▶ [Challenge]
Lines containing the word "marker" are the ones to copy from the records below.

## Start Data entries

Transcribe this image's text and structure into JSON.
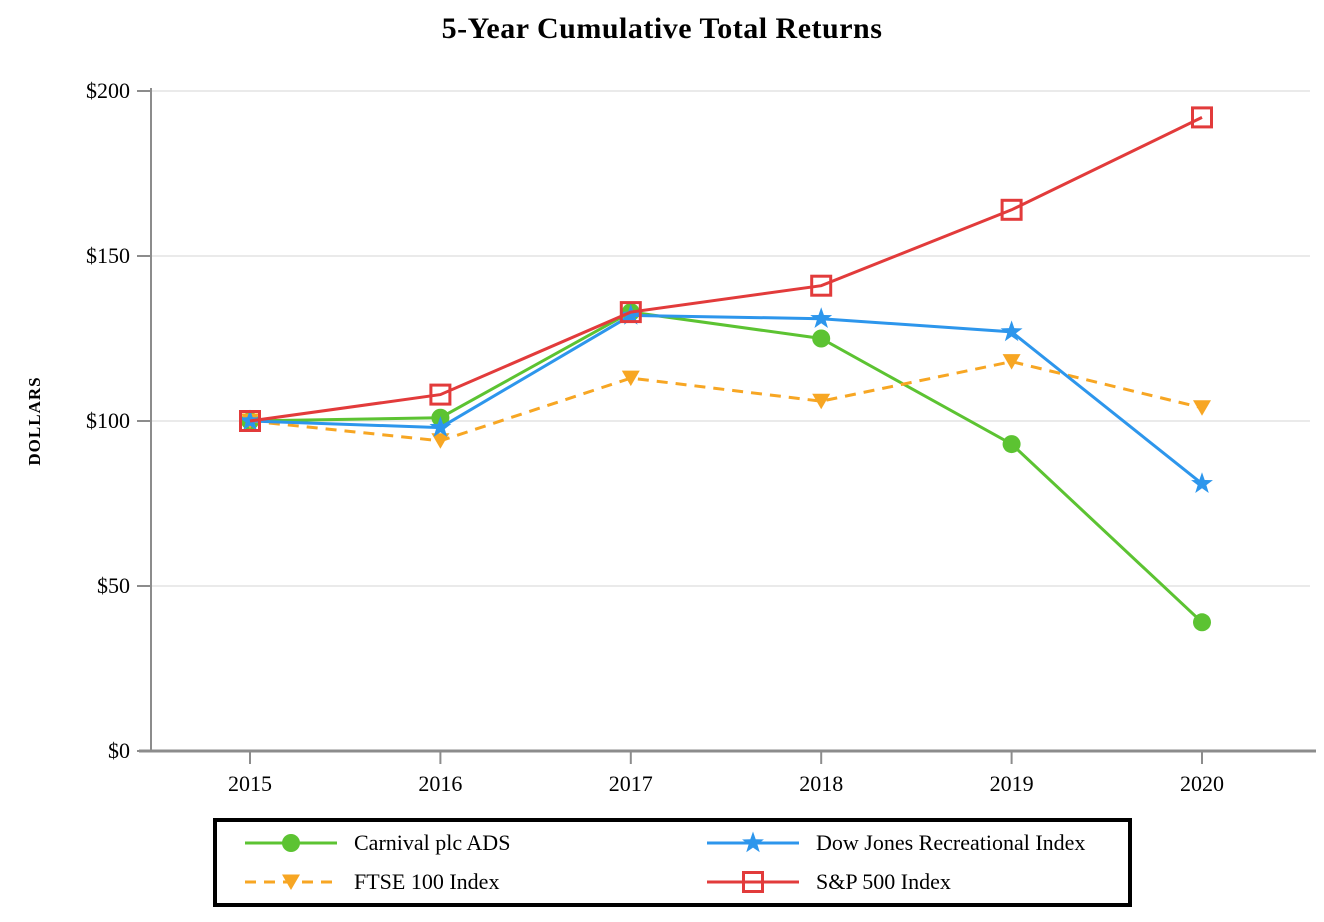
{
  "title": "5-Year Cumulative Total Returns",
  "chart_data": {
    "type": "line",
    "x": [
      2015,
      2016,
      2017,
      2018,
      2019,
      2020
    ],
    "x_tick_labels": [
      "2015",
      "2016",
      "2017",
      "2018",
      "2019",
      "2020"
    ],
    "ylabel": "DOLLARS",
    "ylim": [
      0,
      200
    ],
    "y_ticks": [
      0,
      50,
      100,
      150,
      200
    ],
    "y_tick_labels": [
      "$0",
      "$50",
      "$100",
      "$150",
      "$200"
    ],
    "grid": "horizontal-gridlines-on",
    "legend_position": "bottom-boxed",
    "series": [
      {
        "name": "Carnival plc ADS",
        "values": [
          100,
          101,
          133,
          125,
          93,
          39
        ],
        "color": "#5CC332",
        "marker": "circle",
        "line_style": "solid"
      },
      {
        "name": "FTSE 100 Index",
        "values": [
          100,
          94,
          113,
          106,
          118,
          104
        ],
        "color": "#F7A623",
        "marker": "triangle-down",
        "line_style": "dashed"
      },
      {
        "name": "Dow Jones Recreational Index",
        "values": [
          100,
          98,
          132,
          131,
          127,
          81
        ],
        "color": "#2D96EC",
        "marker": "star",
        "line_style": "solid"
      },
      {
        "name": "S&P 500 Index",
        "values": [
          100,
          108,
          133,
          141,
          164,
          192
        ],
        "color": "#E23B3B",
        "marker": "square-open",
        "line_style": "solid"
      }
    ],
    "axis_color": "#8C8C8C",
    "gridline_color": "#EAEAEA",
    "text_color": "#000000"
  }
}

## End Data entries

▶ [Final answer]
        "marker": "circle",
        "marker": "triangle-down",
        "marker": "star",
        "marker": "square-open",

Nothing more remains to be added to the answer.